(begin)

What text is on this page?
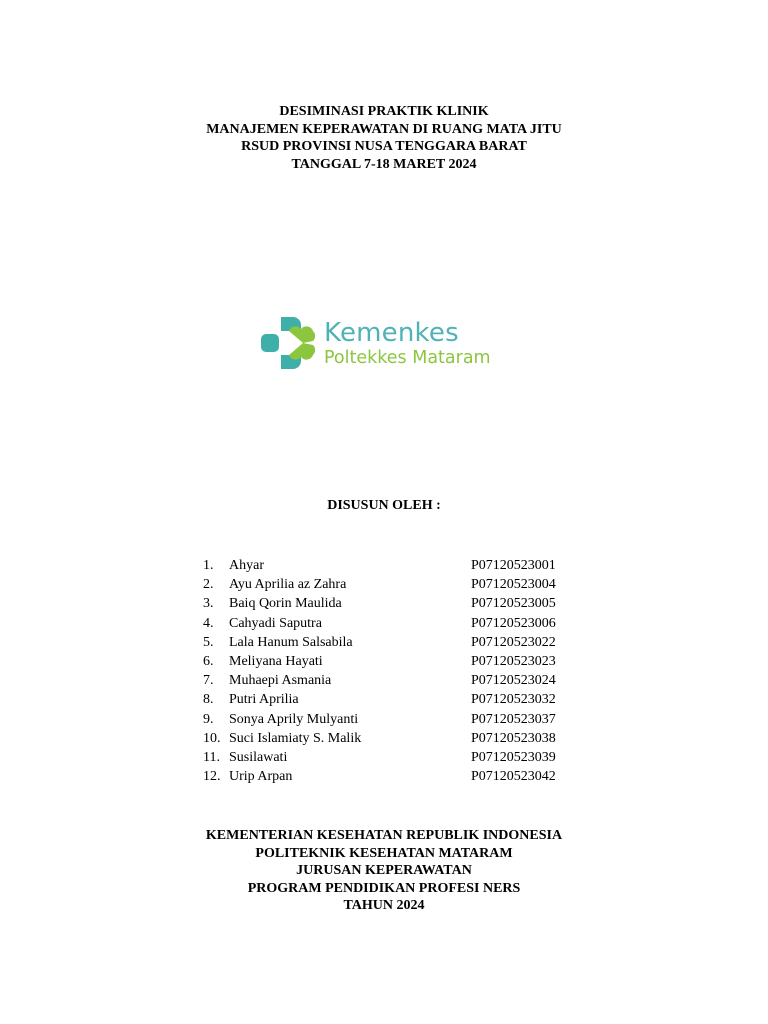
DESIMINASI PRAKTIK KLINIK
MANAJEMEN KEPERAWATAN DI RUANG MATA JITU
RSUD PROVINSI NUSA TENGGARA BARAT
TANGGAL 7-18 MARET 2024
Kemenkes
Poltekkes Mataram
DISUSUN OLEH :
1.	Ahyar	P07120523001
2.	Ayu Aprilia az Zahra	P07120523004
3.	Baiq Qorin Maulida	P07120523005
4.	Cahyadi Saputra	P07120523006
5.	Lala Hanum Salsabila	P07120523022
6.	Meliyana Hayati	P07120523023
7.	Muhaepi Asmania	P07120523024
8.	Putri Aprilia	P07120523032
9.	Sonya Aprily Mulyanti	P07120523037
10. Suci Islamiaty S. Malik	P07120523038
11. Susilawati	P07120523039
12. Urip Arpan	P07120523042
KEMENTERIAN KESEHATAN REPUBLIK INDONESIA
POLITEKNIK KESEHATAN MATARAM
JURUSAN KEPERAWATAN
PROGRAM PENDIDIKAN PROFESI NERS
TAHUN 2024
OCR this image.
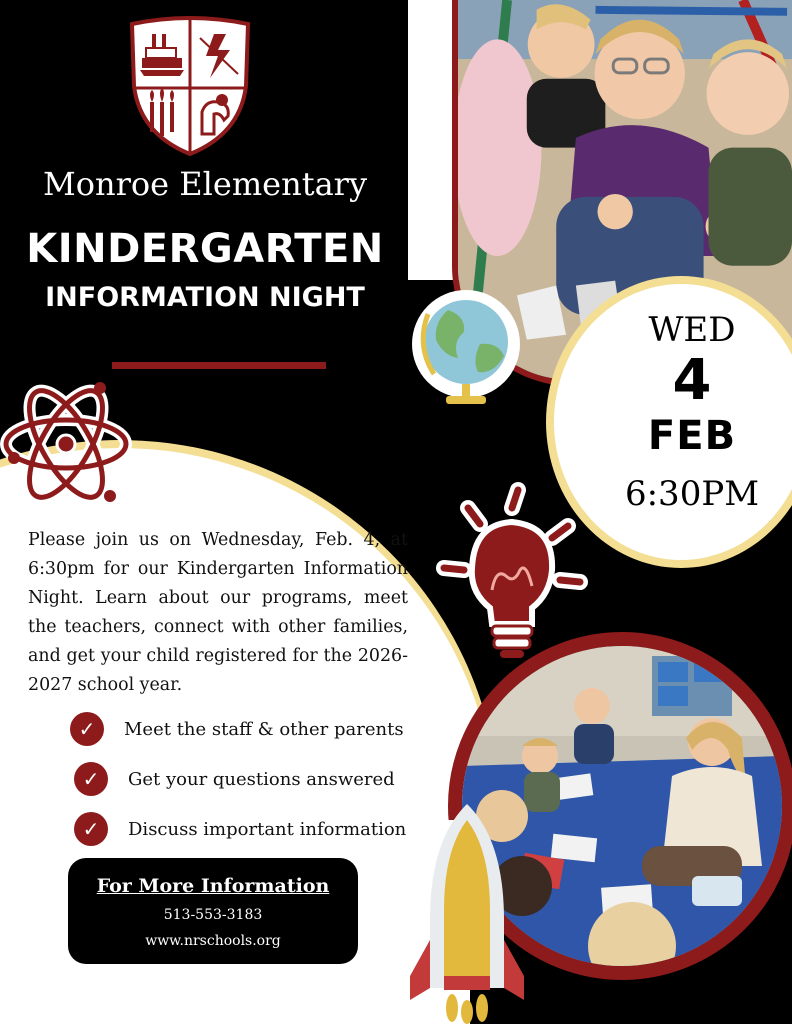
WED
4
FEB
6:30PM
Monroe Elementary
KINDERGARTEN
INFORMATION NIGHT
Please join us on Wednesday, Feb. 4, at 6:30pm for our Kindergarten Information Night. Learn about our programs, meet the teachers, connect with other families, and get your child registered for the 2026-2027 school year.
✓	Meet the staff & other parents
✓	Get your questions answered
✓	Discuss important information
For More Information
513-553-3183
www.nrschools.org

(end)

* **YOUR INSTRUCTIONS**:
Write out all the entries word for word, but skip any images.

* **FULL OUTPUT**:
What text is on this page?
DESIMINASI PRAKTIK KLINIK
MANAJEMEN KEPERAWATAN DI RUANG MATA JITU
RSUD PROVINSI NUSA TENGGARA BARAT
TANGGAL 7-18 MARET 2024
Kemenkes
Poltekkes Mataram
DISUSUN OLEH :
1.	Ahyar	P07120523001
2.	Ayu Aprilia az Zahra	P07120523004
3.	Baiq Qorin Maulida	P07120523005
4.	Cahyadi Saputra	P07120523006
5.	Lala Hanum Salsabila	P07120523022
6.	Meliyana Hayati	P07120523023
7.	Muhaepi Asmania	P07120523024
8.	Putri Aprilia	P07120523032
9.	Sonya Aprily Mulyanti	P07120523037
10. Suci Islamiaty S. Malik	P07120523038
11. Susilawati	P07120523039
12. Urip Arpan	P07120523042
KEMENTERIAN KESEHATAN REPUBLIK INDONESIA
POLITEKNIK KESEHATAN MATARAM
JURUSAN KEPERAWATAN
PROGRAM PENDIDIKAN PROFESI NERS
TAHUN 2024
OCR this image.
WED
4
FEB
6:30PM
Monroe Elementary
KINDERGARTEN
INFORMATION NIGHT
Please join us on Wednesday, Feb. 4, at 6:30pm for our Kindergarten Information Night. Learn about our programs, meet the teachers, connect with other families, and get your child registered for the 2026-2027 school year.
✓	Meet the staff & other parents
✓	Get your questions answered
✓	Discuss important information
For More Information
513-553-3183
www.nrschools.org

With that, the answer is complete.